◆ Written problem:
Each entry has to be copied exactly, with nothing missed.

◆ Extracted entries:
—————

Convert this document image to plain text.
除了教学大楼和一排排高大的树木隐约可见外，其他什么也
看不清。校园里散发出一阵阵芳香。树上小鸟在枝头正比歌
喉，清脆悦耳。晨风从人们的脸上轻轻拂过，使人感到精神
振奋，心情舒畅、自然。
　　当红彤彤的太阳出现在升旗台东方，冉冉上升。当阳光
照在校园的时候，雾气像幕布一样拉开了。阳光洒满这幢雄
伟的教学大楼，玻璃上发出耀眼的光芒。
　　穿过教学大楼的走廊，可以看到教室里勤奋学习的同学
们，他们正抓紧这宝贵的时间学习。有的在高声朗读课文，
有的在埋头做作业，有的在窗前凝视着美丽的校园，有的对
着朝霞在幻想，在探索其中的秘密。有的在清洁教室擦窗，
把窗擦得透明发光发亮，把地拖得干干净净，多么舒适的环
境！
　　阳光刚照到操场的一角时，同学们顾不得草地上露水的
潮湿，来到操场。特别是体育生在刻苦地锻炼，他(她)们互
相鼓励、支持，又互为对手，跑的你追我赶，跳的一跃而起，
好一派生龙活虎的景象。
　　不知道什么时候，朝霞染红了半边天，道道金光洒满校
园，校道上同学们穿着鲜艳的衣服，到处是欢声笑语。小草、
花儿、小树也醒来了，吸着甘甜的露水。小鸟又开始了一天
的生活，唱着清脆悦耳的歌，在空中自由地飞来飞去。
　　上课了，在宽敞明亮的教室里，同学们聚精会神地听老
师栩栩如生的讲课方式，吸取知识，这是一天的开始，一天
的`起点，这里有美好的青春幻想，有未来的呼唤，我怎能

—————

◆ Full solution:
Convert this document image to plain text.
除了教学大楼和一排排高大的树木隐约可见外，其他什么也
看不清。校园里散发出一阵阵芳香。树上小鸟在枝头正比歌
喉，清脆悦耳。晨风从人们的脸上轻轻拂过，使人感到精神
振奋，心情舒畅、自然。
　　当红彤彤的太阳出现在升旗台东方，冉冉上升。当阳光
照在校园的时候，雾气像幕布一样拉开了。阳光洒满这幢雄
伟的教学大楼，玻璃上发出耀眼的光芒。
　　穿过教学大楼的走廊，可以看到教室里勤奋学习的同学
们，他们正抓紧这宝贵的时间学习。有的在高声朗读课文，
有的在埋头做作业，有的在窗前凝视着美丽的校园，有的对
着朝霞在幻想，在探索其中的秘密。有的在清洁教室擦窗，
把窗擦得透明发光发亮，把地拖得干干净净，多么舒适的环
境！
　　阳光刚照到操场的一角时，同学们顾不得草地上露水的
潮湿，来到操场。特别是体育生在刻苦地锻炼，他(她)们互
相鼓励、支持，又互为对手，跑的你追我赶，跳的一跃而起，
好一派生龙活虎的景象。
　　不知道什么时候，朝霞染红了半边天，道道金光洒满校
园，校道上同学们穿着鲜艳的衣服，到处是欢声笑语。小草、
花儿、小树也醒来了，吸着甘甜的露水。小鸟又开始了一天
的生活，唱着清脆悦耳的歌，在空中自由地飞来飞去。
　　上课了，在宽敞明亮的教室里，同学们聚精会神地听老
师栩栩如生的讲课方式，吸取知识，这是一天的开始，一天
的`起点，这里有美好的青春幻想，有未来的呼唤，我怎能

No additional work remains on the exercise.